Pull every line with the word "panel" out of the entries below.

[Stored entries]
- - - - -

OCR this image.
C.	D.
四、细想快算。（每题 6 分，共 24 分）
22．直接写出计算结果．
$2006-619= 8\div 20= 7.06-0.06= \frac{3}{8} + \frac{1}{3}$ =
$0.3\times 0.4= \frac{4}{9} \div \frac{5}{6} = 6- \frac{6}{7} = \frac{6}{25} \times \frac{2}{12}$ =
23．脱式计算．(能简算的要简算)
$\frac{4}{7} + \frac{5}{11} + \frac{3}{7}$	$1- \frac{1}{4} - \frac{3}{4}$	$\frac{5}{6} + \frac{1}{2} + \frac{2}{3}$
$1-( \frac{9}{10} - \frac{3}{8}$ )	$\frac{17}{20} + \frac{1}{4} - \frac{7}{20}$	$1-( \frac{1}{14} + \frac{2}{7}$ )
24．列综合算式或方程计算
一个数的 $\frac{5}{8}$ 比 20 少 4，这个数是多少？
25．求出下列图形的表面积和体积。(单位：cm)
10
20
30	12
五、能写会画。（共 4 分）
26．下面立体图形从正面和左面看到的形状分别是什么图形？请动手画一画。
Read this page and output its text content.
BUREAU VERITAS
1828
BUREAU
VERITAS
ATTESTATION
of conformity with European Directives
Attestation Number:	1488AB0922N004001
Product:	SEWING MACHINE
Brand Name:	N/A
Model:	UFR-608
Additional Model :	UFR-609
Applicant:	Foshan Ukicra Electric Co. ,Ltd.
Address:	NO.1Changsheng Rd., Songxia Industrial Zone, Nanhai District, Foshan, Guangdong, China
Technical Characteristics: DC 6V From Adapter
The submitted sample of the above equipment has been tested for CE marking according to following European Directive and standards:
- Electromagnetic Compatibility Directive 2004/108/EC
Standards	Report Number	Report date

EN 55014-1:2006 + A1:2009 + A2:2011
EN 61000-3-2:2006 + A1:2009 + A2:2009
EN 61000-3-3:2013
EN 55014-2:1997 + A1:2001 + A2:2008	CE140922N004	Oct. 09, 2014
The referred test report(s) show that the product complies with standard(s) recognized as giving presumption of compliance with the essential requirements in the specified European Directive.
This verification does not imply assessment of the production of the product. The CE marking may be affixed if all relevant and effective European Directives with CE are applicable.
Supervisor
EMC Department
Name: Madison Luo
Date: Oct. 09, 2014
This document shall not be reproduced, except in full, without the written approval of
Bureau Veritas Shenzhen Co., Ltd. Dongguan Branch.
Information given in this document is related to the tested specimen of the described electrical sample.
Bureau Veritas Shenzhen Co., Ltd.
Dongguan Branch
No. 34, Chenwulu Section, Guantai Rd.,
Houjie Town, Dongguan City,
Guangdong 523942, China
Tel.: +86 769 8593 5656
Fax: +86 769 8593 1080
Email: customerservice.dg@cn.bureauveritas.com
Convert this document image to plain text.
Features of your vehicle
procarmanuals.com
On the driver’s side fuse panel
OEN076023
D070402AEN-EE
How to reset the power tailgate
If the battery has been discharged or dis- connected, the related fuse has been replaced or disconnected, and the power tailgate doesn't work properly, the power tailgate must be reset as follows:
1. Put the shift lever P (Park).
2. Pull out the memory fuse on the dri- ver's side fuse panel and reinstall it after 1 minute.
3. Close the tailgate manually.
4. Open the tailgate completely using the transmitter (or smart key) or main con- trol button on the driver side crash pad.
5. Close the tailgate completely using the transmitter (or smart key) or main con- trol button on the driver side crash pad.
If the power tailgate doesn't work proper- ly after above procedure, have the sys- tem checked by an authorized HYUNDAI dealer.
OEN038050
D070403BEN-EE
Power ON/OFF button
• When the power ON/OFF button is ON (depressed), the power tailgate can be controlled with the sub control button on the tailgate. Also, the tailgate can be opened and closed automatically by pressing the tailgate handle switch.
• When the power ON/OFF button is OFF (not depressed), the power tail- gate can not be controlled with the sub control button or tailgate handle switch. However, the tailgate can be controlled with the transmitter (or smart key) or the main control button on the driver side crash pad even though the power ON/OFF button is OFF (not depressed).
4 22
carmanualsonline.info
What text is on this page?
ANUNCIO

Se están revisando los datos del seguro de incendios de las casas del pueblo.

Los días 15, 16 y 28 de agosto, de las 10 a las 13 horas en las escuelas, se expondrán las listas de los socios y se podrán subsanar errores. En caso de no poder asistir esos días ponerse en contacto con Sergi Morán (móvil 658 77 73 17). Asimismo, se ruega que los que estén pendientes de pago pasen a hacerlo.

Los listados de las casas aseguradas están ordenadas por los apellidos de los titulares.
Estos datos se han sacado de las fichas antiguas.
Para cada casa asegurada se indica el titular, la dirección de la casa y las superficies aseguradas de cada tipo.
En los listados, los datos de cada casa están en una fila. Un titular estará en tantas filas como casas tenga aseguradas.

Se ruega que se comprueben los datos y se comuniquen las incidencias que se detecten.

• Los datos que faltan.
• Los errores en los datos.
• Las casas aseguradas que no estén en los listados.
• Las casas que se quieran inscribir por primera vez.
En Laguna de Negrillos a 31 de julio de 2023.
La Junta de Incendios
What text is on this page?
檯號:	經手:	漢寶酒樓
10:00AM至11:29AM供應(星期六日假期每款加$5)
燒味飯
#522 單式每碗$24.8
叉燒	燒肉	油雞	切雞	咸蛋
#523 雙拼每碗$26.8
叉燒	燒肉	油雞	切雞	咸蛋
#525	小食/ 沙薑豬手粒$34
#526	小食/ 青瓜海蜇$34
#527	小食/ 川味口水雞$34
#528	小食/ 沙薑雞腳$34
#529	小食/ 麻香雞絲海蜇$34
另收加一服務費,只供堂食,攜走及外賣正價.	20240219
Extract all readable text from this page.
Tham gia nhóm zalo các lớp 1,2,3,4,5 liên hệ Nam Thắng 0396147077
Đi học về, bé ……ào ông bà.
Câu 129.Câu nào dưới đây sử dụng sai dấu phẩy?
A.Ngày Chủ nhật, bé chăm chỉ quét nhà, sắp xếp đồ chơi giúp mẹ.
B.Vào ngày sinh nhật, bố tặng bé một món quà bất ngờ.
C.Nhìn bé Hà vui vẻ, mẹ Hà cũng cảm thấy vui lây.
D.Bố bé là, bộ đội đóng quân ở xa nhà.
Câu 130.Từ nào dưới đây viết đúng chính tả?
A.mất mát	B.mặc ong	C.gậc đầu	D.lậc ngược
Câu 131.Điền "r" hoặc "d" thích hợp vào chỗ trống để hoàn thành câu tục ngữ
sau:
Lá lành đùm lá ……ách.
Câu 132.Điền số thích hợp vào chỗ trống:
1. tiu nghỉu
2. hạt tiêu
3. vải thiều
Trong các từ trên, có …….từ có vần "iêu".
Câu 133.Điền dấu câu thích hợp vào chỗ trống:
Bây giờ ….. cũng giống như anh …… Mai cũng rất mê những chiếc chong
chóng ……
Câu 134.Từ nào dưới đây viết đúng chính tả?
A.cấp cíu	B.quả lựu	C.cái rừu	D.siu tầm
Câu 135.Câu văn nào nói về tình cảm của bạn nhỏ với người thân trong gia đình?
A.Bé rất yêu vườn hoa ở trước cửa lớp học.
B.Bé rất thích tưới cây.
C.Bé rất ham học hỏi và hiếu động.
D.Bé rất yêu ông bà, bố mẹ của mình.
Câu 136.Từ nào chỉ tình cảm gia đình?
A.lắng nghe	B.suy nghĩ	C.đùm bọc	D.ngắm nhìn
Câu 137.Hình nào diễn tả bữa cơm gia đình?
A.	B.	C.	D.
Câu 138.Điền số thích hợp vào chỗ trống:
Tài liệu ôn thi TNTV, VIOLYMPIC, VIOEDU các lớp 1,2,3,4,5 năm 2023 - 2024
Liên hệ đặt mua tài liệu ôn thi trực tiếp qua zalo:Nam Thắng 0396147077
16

- - - - -

◆ **Final result**
On the driver’s side fuse panel
2. Pull out the memory fuse on the dri- ver's side fuse panel and reinstall it after 1 minute.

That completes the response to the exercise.